--- BEGIN SUPPLIED MATERIAL ---
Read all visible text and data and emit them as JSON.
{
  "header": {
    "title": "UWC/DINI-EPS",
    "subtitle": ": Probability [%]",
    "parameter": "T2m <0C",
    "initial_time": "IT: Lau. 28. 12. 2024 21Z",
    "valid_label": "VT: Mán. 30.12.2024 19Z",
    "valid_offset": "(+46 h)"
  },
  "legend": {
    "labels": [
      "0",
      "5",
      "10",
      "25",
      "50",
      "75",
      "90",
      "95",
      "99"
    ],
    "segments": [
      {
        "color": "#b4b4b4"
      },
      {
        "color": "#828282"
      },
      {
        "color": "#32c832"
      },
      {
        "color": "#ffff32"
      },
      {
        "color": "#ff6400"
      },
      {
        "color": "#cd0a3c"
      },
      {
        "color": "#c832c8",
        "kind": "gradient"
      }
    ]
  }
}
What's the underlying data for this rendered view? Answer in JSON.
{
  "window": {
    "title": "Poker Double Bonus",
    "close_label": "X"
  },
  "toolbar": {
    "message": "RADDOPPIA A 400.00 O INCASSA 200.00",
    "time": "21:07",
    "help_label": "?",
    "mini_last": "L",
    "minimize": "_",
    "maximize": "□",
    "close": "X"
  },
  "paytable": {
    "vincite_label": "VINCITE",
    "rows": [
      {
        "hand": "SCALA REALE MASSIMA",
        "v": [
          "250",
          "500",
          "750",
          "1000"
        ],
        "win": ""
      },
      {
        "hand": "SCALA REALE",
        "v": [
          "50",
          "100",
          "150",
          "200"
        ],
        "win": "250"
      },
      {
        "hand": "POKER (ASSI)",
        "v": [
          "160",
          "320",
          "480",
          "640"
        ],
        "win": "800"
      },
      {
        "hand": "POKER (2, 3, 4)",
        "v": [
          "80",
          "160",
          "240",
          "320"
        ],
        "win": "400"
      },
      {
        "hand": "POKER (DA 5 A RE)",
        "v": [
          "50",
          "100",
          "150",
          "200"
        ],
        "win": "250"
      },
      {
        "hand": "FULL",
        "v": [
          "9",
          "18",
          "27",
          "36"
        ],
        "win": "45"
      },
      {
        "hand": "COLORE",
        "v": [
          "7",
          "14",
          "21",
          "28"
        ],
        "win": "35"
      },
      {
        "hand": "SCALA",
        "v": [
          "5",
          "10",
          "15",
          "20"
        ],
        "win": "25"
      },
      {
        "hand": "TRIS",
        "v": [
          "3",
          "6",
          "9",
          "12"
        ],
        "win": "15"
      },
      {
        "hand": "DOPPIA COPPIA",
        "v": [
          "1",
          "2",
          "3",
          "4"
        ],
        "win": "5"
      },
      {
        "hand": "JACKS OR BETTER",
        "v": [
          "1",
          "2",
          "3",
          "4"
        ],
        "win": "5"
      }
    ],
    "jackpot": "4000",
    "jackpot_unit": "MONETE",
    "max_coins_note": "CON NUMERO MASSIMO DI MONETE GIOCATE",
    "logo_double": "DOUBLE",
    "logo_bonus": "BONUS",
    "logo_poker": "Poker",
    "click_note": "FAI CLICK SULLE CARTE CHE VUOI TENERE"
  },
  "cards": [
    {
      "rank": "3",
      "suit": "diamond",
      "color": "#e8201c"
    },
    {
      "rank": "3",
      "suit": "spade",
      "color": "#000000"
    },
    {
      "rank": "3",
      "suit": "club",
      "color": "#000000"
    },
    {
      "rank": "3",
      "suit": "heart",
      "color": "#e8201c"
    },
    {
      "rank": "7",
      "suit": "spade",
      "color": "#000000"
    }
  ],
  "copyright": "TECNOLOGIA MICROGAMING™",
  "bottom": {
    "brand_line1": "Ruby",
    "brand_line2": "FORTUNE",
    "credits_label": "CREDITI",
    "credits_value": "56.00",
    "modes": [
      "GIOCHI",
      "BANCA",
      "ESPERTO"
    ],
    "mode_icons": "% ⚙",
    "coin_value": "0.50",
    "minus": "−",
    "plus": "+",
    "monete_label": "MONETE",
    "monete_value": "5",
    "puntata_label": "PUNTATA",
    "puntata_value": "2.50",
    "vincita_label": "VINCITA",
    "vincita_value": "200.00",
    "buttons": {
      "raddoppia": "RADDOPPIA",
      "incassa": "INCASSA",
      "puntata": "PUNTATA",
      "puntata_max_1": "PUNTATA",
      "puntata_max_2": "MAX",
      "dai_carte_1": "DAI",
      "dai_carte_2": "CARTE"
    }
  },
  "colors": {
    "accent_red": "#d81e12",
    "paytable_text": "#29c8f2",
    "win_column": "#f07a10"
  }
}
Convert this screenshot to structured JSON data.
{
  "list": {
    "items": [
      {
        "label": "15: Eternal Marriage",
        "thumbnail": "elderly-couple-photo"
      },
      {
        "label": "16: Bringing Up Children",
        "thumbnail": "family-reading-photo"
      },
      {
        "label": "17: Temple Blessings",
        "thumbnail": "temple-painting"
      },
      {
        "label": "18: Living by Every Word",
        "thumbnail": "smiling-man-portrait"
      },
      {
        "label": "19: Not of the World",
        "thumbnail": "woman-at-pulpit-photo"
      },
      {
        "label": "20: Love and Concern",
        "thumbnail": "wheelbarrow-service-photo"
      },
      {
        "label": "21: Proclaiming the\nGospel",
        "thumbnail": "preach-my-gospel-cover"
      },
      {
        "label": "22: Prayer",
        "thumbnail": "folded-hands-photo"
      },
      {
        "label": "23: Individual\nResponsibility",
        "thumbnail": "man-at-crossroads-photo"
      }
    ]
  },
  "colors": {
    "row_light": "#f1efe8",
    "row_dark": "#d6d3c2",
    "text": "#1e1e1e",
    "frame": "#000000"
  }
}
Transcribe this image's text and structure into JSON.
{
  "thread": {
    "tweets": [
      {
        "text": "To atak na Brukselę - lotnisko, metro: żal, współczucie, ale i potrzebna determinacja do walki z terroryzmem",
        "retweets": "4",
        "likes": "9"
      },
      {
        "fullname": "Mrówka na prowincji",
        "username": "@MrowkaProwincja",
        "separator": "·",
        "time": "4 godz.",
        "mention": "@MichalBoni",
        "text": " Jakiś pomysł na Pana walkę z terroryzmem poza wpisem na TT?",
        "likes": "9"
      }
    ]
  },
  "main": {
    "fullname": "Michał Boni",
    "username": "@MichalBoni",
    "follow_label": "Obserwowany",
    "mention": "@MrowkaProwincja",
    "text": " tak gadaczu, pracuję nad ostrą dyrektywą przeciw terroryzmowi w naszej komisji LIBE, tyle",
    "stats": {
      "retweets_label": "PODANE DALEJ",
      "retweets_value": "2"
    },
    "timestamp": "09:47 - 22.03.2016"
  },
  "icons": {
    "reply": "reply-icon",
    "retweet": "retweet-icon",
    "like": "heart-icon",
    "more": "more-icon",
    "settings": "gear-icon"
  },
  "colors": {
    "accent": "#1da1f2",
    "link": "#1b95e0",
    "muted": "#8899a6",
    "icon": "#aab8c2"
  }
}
--- END SUPPLIED MATERIAL ---
» WORK REQUIRED
List all lines where "mention" occurs.

» RESPONSE BELOW
        "mention": "@MichalBoni",
    "mention": "@MrowkaProwincja",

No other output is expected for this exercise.